=== WORK TO DO ===
Reproduce each line exactly. Skip none.

###

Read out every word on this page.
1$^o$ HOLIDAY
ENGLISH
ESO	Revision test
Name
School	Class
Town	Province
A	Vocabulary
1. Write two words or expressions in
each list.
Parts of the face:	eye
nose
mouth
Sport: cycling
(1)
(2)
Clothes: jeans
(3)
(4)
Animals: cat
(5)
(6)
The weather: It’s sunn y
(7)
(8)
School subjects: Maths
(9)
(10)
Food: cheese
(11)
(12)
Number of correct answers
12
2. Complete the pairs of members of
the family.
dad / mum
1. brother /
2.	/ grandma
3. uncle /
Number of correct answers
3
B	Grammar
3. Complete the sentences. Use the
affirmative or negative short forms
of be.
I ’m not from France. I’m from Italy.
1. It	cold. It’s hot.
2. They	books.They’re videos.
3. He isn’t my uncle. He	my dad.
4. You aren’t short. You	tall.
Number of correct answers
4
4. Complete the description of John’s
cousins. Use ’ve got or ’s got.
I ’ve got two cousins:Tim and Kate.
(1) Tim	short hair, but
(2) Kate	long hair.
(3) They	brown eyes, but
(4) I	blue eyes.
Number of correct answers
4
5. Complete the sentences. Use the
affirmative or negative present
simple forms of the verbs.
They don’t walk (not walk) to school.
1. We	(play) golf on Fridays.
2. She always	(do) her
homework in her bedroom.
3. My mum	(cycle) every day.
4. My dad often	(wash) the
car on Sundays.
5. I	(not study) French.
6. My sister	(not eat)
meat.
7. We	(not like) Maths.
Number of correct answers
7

###

=== FINISHED EXERCISE ===
Read out every word on this page.
1$^o$ HOLIDAY
ENGLISH
ESO	Revision test
Name
School	Class
Town	Province
A	Vocabulary
1. Write two words or expressions in
each list.
Parts of the face:	eye
nose
mouth
Sport: cycling
(1)
(2)
Clothes: jeans
(3)
(4)
Animals: cat
(5)
(6)
The weather: It’s sunn y
(7)
(8)
School subjects: Maths
(9)
(10)
Food: cheese
(11)
(12)
Number of correct answers
12
2. Complete the pairs of members of
the family.
dad / mum
1. brother /
2.	/ grandma
3. uncle /
Number of correct answers
3
B	Grammar
3. Complete the sentences. Use the
affirmative or negative short forms
of be.
I ’m not from France. I’m from Italy.
1. It	cold. It’s hot.
2. They	books.They’re videos.
3. He isn’t my uncle. He	my dad.
4. You aren’t short. You	tall.
Number of correct answers
4
4. Complete the description of John’s
cousins. Use ’ve got or ’s got.
I ’ve got two cousins:Tim and Kate.
(1) Tim	short hair, but
(2) Kate	long hair.
(3) They	brown eyes, but
(4) I	blue eyes.
Number of correct answers
4
5. Complete the sentences. Use the
affirmative or negative present
simple forms of the verbs.
They don’t walk (not walk) to school.
1. We	(play) golf on Fridays.
2. She always	(do) her
homework in her bedroom.
3. My mum	(cycle) every day.
4. My dad often	(wash) the
car on Sundays.
5. I	(not study) French.
6. My sister	(not eat)
meat.
7. We	(not like) Maths.
Number of correct answers
7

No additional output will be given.